§ **Provided information**
────────────────────
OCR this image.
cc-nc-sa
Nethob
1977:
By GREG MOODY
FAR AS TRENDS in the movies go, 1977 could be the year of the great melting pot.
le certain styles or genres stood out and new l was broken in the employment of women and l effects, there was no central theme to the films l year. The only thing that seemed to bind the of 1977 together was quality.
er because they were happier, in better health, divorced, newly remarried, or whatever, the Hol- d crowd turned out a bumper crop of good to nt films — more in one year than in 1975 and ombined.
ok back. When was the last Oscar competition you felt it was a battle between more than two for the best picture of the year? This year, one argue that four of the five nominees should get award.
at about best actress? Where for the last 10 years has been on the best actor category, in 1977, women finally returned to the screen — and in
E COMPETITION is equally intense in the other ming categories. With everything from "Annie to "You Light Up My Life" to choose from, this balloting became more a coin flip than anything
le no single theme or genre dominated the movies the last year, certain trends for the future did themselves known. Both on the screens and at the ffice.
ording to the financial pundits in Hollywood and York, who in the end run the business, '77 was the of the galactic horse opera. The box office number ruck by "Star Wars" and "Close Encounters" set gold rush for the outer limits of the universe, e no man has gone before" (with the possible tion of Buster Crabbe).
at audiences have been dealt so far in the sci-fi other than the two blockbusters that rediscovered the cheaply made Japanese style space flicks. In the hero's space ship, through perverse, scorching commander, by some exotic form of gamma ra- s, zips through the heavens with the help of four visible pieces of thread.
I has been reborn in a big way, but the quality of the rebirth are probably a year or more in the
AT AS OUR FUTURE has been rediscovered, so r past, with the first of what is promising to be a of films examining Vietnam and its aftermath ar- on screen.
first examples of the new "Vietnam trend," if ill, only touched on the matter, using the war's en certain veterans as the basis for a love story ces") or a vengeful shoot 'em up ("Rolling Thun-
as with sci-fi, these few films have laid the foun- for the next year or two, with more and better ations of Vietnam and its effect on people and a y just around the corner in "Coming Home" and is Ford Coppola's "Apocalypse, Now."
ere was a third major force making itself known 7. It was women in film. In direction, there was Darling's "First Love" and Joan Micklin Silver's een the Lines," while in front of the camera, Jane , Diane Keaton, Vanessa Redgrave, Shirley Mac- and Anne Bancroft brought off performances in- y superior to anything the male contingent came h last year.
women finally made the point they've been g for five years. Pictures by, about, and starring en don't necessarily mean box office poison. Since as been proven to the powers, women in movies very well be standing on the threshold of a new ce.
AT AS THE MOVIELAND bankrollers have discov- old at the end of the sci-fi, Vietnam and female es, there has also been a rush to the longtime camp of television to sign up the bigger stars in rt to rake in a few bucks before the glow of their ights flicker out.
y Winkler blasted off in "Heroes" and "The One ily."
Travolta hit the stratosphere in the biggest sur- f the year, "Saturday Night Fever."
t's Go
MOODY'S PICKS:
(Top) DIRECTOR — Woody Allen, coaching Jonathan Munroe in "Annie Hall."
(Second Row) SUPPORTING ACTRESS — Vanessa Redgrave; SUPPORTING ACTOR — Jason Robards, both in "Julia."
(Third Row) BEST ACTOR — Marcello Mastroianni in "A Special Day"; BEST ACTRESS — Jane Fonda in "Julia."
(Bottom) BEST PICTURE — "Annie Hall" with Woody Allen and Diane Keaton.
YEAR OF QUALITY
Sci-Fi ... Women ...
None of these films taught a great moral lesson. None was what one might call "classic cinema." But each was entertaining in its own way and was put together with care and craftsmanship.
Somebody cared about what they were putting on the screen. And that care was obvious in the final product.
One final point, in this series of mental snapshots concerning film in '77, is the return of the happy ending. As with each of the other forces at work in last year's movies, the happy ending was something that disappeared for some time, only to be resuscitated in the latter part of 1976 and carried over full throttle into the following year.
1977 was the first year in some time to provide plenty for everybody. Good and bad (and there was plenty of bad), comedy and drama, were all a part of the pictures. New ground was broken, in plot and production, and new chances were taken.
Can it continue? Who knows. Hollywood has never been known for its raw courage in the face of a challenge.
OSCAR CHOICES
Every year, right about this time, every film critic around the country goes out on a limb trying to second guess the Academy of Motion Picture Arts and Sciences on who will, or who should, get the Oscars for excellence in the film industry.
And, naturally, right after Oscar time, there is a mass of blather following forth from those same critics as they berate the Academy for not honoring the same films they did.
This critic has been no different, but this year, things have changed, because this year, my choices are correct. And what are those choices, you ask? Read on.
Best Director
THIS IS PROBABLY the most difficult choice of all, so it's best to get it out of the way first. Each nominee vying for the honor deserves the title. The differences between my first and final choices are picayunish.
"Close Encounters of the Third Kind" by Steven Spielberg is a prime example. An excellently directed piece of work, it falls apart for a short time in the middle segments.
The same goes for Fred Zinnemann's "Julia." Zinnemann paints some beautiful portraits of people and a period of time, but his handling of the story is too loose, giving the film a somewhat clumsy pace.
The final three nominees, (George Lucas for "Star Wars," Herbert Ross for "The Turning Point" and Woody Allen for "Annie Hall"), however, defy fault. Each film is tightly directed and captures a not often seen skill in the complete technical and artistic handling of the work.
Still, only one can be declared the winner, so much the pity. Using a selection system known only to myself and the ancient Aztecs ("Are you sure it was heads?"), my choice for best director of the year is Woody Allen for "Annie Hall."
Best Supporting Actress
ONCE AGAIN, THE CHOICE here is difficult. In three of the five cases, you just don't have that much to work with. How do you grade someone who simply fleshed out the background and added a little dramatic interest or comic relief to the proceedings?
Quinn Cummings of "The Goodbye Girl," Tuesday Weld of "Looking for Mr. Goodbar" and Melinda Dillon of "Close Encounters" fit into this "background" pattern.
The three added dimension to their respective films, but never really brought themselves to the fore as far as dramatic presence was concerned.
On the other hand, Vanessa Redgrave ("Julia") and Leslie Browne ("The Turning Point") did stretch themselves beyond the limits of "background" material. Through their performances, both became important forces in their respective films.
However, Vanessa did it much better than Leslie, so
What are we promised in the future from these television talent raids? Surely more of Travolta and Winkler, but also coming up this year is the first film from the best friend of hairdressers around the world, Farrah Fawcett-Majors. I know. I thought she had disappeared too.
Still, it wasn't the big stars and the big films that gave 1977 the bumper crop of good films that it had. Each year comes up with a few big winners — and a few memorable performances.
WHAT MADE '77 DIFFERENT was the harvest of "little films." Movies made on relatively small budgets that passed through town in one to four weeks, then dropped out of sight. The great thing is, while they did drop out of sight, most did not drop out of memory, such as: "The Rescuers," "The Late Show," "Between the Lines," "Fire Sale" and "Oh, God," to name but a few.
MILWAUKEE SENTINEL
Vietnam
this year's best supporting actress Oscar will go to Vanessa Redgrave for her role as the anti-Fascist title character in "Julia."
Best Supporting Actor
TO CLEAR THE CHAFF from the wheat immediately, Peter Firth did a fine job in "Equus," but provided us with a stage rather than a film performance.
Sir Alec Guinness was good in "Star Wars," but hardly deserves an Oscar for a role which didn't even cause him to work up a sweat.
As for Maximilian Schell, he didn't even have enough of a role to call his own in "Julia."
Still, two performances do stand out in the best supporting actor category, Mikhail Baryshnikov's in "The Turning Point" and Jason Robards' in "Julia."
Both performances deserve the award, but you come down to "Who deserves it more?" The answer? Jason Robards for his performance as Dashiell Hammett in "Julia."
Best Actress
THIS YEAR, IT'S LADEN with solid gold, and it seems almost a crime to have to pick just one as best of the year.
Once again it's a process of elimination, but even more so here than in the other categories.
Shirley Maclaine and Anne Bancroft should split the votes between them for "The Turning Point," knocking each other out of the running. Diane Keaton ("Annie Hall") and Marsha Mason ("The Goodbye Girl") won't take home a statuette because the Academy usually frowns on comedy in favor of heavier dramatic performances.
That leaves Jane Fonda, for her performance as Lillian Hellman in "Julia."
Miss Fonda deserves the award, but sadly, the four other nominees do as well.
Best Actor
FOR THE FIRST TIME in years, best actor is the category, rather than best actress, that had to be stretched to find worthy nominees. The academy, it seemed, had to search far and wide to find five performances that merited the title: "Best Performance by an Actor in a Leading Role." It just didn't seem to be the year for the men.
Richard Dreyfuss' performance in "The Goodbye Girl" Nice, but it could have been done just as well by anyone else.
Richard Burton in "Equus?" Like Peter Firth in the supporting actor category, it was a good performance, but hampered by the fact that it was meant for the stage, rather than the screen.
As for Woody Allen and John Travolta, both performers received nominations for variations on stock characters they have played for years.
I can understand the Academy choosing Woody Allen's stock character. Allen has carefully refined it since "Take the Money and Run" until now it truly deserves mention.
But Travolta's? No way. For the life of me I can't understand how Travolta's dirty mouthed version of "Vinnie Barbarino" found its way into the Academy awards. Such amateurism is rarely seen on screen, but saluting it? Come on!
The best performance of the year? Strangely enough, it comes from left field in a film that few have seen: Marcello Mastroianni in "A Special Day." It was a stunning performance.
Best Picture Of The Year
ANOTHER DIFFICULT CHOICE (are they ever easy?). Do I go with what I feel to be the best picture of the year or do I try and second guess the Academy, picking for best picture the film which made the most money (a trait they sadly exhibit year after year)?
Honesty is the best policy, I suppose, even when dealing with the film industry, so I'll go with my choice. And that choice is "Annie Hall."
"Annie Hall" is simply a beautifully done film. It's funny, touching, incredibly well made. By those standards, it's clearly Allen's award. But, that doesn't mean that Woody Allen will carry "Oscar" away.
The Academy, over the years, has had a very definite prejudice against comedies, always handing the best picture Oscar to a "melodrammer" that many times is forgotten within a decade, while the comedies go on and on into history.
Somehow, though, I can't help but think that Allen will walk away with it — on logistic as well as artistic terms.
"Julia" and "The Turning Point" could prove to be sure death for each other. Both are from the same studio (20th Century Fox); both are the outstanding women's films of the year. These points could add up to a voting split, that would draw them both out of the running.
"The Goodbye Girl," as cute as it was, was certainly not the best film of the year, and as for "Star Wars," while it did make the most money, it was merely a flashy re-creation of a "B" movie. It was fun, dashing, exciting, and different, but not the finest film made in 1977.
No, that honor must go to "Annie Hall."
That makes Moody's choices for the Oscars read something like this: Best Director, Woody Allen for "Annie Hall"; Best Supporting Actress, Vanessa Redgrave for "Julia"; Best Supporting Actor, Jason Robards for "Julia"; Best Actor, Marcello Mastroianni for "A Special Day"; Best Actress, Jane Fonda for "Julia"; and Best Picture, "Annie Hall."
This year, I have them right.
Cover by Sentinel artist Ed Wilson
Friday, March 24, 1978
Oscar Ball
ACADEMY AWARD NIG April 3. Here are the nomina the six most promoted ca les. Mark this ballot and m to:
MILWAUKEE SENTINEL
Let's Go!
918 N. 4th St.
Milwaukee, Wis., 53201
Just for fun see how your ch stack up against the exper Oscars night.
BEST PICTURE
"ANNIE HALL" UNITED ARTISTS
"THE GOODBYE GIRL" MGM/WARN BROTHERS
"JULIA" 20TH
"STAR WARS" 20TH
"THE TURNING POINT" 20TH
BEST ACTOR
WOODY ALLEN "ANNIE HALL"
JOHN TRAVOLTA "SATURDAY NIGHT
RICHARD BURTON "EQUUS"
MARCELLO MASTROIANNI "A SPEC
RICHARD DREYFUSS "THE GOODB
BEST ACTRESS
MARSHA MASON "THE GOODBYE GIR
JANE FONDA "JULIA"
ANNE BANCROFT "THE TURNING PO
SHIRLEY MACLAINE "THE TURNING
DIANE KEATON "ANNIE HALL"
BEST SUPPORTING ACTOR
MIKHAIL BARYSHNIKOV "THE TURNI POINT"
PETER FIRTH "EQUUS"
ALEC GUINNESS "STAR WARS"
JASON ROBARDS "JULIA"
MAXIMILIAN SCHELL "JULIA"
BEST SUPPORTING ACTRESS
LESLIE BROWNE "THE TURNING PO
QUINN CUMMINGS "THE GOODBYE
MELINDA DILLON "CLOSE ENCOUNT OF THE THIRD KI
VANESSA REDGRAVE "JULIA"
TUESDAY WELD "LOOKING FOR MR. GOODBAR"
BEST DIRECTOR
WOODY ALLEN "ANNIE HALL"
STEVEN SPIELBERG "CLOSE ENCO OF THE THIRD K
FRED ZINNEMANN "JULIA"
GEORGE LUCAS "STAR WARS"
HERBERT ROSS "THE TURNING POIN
────────────────────
§ **Prompt**
In the records above, how many lines hold the string "Hollywood"? Reply with only the number.

§ **Solution to this problem**
2